## Instructions to follow:
Your copy of the material must match it exactly, except that pictures are dropped.

## Data for this task:
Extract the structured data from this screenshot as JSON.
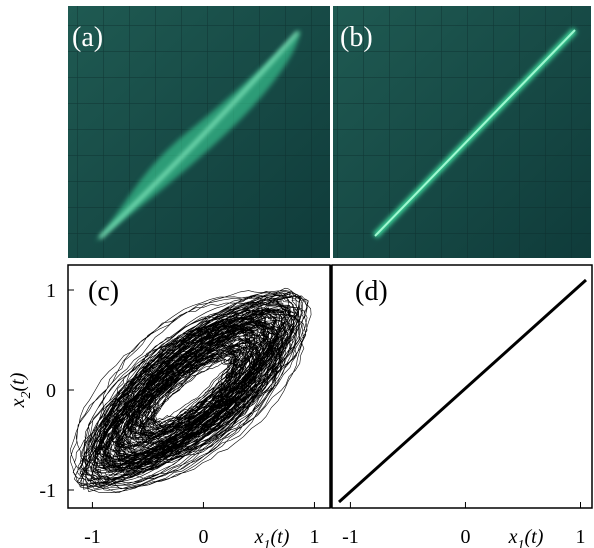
{
  "panels": [
    {
      "label": "(a)"
    },
    {
      "label": "(b)"
    },
    {
      "label": "(c)",
      "xlim": [
        -1.22,
        1.14
      ],
      "ylim": [
        -1.18,
        1.25
      ],
      "xticks": [
        -1,
        0,
        1
      ],
      "yticks": [
        -1,
        0,
        1
      ],
      "xlabel": {
        "base": "x",
        "sub": "1",
        "rest": "(t)"
      },
      "ylabel": {
        "base": "x",
        "sub": "2",
        "rest": "(t)"
      }
    },
    {
      "label": "(d)",
      "xlim": [
        -1.16,
        1.1
      ],
      "ylim": [
        -1.18,
        1.25
      ],
      "xticks": [
        -1,
        0,
        1
      ],
      "xlabel": {
        "base": "x",
        "sub": "1",
        "rest": "(t)"
      }
    }
  ]
}
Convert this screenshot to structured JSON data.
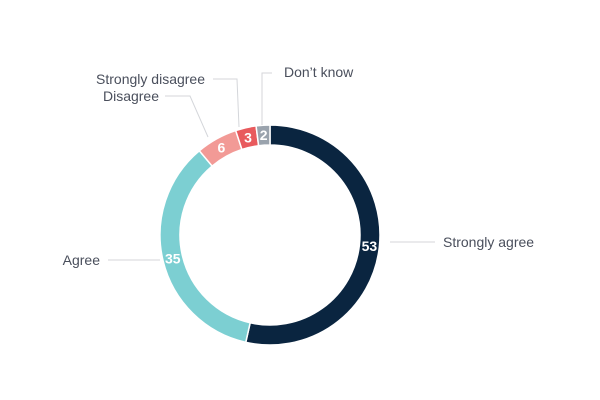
{
  "chart_data": {
    "type": "pie",
    "variant": "donut",
    "title": "",
    "categories": [
      "Strongly agree",
      "Agree",
      "Disagree",
      "Strongly disagree",
      "Don’t know"
    ],
    "values": [
      53,
      35,
      6,
      3,
      2
    ],
    "colors": [
      "#0a2540",
      "#7ccfd2",
      "#f29a96",
      "#e85a5d",
      "#9aa3ad"
    ],
    "value_labels": [
      "53",
      "35",
      "6",
      "3",
      "2"
    ],
    "legend": "none",
    "labels_placement": "outside with leader lines"
  }
}
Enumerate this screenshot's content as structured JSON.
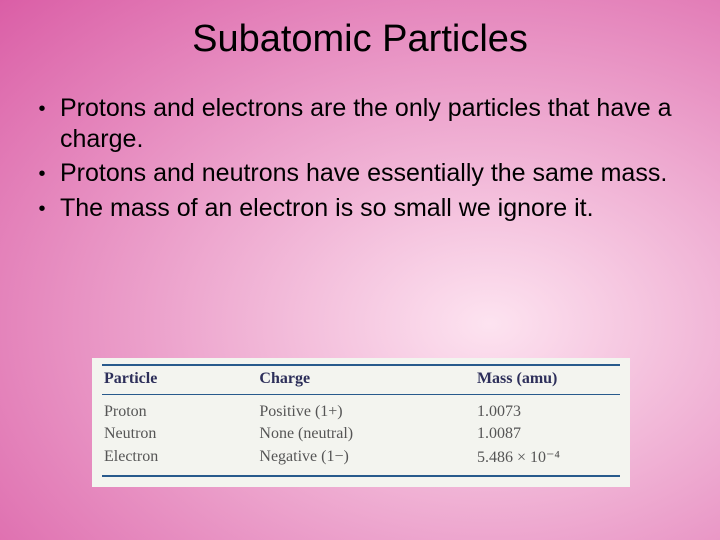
{
  "slide": {
    "background_gradient": {
      "type": "radial",
      "center": "68% 60%",
      "inner_color": "#fde3f0",
      "outer_color": "#d13a92"
    },
    "title_color": "#000000",
    "body_color": "#000000",
    "title_fontsize": 38,
    "body_fontsize": 25
  },
  "title": "Subatomic Particles",
  "bullets": [
    "Protons and electrons are the only particles that have a charge.",
    "Protons and neutrons have essentially the same mass.",
    "The mass of an electron is so small we ignore it."
  ],
  "table": {
    "background_color": "#f3f4ef",
    "header_color": "#2d2f5a",
    "body_text_color": "#555555",
    "rule_color": "#285a8c",
    "font_family": "Times New Roman",
    "header_fontsize": 16,
    "body_fontsize": 16,
    "columns": [
      {
        "key": "particle",
        "label": "Particle",
        "width_pct": 30
      },
      {
        "key": "charge",
        "label": "Charge",
        "width_pct": 42
      },
      {
        "key": "mass",
        "label": "Mass (amu)",
        "width_pct": 28
      }
    ],
    "rows": [
      {
        "particle": "Proton",
        "charge": "Positive (1+)",
        "mass": "1.0073"
      },
      {
        "particle": "Neutron",
        "charge": "None (neutral)",
        "mass": "1.0087"
      },
      {
        "particle": "Electron",
        "charge": "Negative (1−)",
        "mass": "5.486 × 10⁻⁴"
      }
    ]
  }
}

## Correct response:
Extract the structured data from this screenshot as JSON.
{
  "panels": [
    {
      "label": "(a)"
    },
    {
      "label": "(b)"
    },
    {
      "label": "(c)",
      "xlim": [
        -1.22,
        1.14
      ],
      "ylim": [
        -1.18,
        1.25
      ],
      "xticks": [
        -1,
        0,
        1
      ],
      "yticks": [
        -1,
        0,
        1
      ],
      "xlabel": {
        "base": "x",
        "sub": "1",
        "rest": "(t)"
      },
      "ylabel": {
        "base": "x",
        "sub": "2",
        "rest": "(t)"
      }
    },
    {
      "label": "(d)",
      "xlim": [
        -1.16,
        1.1
      ],
      "ylim": [
        -1.18,
        1.25
      ],
      "xticks": [
        -1,
        0,
        1
      ],
      "xlabel": {
        "base": "x",
        "sub": "1",
        "rest": "(t)"
      }
    }
  ]
}
Convert this screenshot to structured JSON data.
{
  "chart_data": {
    "type": "pie",
    "variant": "donut",
    "title": "",
    "categories": [
      "Strongly agree",
      "Agree",
      "Disagree",
      "Strongly disagree",
      "Don’t know"
    ],
    "values": [
      53,
      35,
      6,
      3,
      2
    ],
    "colors": [
      "#0a2540",
      "#7ccfd2",
      "#f29a96",
      "#e85a5d",
      "#9aa3ad"
    ],
    "value_labels": [
      "53",
      "35",
      "6",
      "3",
      "2"
    ],
    "legend": "none",
    "labels_placement": "outside with leader lines"
  }
}
Enumerate this screenshot's content as structured JSON.
{
  "slide": {
    "background_gradient": {
      "type": "radial",
      "center": "68% 60%",
      "inner_color": "#fde3f0",
      "outer_color": "#d13a92"
    },
    "title_color": "#000000",
    "body_color": "#000000",
    "title_fontsize": 38,
    "body_fontsize": 25
  },
  "title": "Subatomic Particles",
  "bullets": [
    "Protons and electrons are the only particles that have a charge.",
    "Protons and neutrons have essentially the same mass.",
    "The mass of an electron is so small we ignore it."
  ],
  "table": {
    "background_color": "#f3f4ef",
    "header_color": "#2d2f5a",
    "body_text_color": "#555555",
    "rule_color": "#285a8c",
    "font_family": "Times New Roman",
    "header_fontsize": 16,
    "body_fontsize": 16,
    "columns": [
      {
        "key": "particle",
        "label": "Particle",
        "width_pct": 30
      },
      {
        "key": "charge",
        "label": "Charge",
        "width_pct": 42
      },
      {
        "key": "mass",
        "label": "Mass (amu)",
        "width_pct": 28
      }
    ],
    "rows": [
      {
        "particle": "Proton",
        "charge": "Positive (1+)",
        "mass": "1.0073"
      },
      {
        "particle": "Neutron",
        "charge": "None (neutral)",
        "mass": "1.0087"
      },
      {
        "particle": "Electron",
        "charge": "Negative (1−)",
        "mass": "5.486 × 10⁻⁴"
      }
    ]
  }
}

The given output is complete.